— BEGIN Dataset content —

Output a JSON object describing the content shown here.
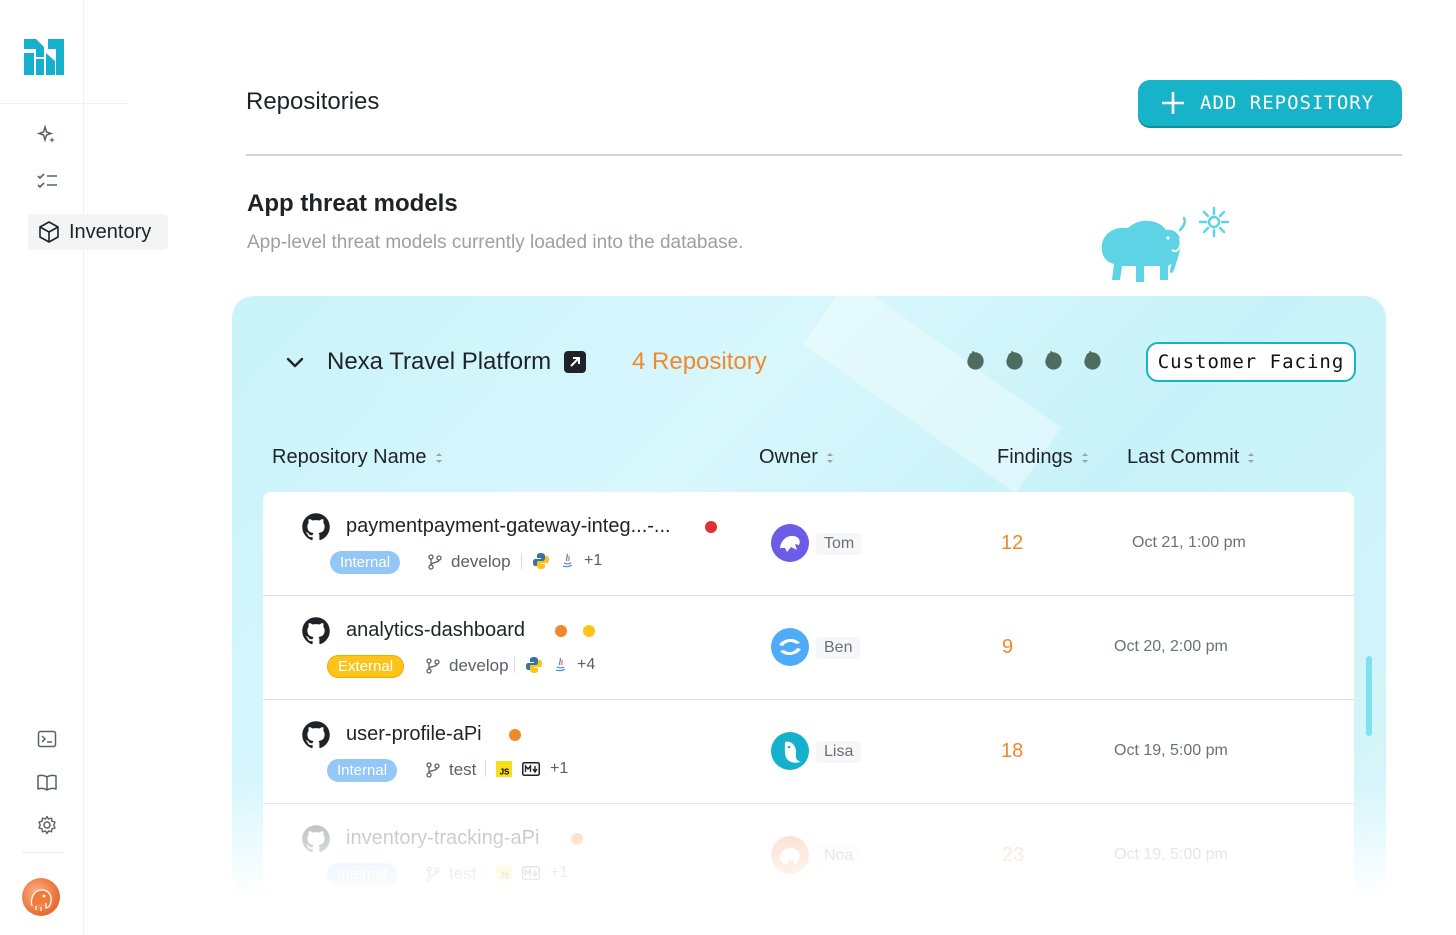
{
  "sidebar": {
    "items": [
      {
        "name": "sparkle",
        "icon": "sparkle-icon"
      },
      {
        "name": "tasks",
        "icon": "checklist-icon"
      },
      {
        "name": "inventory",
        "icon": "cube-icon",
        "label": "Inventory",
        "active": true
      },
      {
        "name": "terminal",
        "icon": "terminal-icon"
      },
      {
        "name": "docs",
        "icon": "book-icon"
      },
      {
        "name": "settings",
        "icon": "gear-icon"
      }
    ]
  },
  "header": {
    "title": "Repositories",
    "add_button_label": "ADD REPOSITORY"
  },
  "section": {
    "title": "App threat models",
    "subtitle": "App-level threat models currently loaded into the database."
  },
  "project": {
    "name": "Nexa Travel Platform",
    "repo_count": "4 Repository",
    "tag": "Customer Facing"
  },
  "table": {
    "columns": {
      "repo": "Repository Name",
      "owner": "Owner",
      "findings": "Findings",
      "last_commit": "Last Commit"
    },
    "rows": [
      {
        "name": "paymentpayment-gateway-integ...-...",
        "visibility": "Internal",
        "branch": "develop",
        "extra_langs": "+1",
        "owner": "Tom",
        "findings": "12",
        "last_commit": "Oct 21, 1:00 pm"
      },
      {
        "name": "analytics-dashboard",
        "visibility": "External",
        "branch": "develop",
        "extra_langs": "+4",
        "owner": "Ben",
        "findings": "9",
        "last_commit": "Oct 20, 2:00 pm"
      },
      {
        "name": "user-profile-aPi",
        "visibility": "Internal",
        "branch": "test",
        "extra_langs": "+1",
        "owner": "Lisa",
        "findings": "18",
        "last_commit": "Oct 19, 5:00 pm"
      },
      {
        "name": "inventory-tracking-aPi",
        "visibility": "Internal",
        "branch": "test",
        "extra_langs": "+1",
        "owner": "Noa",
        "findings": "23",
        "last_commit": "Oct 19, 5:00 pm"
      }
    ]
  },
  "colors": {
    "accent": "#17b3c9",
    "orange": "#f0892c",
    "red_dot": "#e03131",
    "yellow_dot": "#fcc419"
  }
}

— END Dataset content —

▶ **What to do**
Write every record out again exactly; no pictures belong in the copy.

▶ **Written response**
Output a JSON object describing the content shown here.
{
  "sidebar": {
    "items": [
      {
        "name": "sparkle",
        "icon": "sparkle-icon"
      },
      {
        "name": "tasks",
        "icon": "checklist-icon"
      },
      {
        "name": "inventory",
        "icon": "cube-icon",
        "label": "Inventory",
        "active": true
      },
      {
        "name": "terminal",
        "icon": "terminal-icon"
      },
      {
        "name": "docs",
        "icon": "book-icon"
      },
      {
        "name": "settings",
        "icon": "gear-icon"
      }
    ]
  },
  "header": {
    "title": "Repositories",
    "add_button_label": "ADD REPOSITORY"
  },
  "section": {
    "title": "App threat models",
    "subtitle": "App-level threat models currently loaded into the database."
  },
  "project": {
    "name": "Nexa Travel Platform",
    "repo_count": "4 Repository",
    "tag": "Customer Facing"
  },
  "table": {
    "columns": {
      "repo": "Repository Name",
      "owner": "Owner",
      "findings": "Findings",
      "last_commit": "Last Commit"
    },
    "rows": [
      {
        "name": "paymentpayment-gateway-integ...-...",
        "visibility": "Internal",
        "branch": "develop",
        "extra_langs": "+1",
        "owner": "Tom",
        "findings": "12",
        "last_commit": "Oct 21, 1:00 pm"
      },
      {
        "name": "analytics-dashboard",
        "visibility": "External",
        "branch": "develop",
        "extra_langs": "+4",
        "owner": "Ben",
        "findings": "9",
        "last_commit": "Oct 20, 2:00 pm"
      },
      {
        "name": "user-profile-aPi",
        "visibility": "Internal",
        "branch": "test",
        "extra_langs": "+1",
        "owner": "Lisa",
        "findings": "18",
        "last_commit": "Oct 19, 5:00 pm"
      },
      {
        "name": "inventory-tracking-aPi",
        "visibility": "Internal",
        "branch": "test",
        "extra_langs": "+1",
        "owner": "Noa",
        "findings": "23",
        "last_commit": "Oct 19, 5:00 pm"
      }
    ]
  },
  "colors": {
    "accent": "#17b3c9",
    "orange": "#f0892c",
    "red_dot": "#e03131",
    "yellow_dot": "#fcc419"
  }
}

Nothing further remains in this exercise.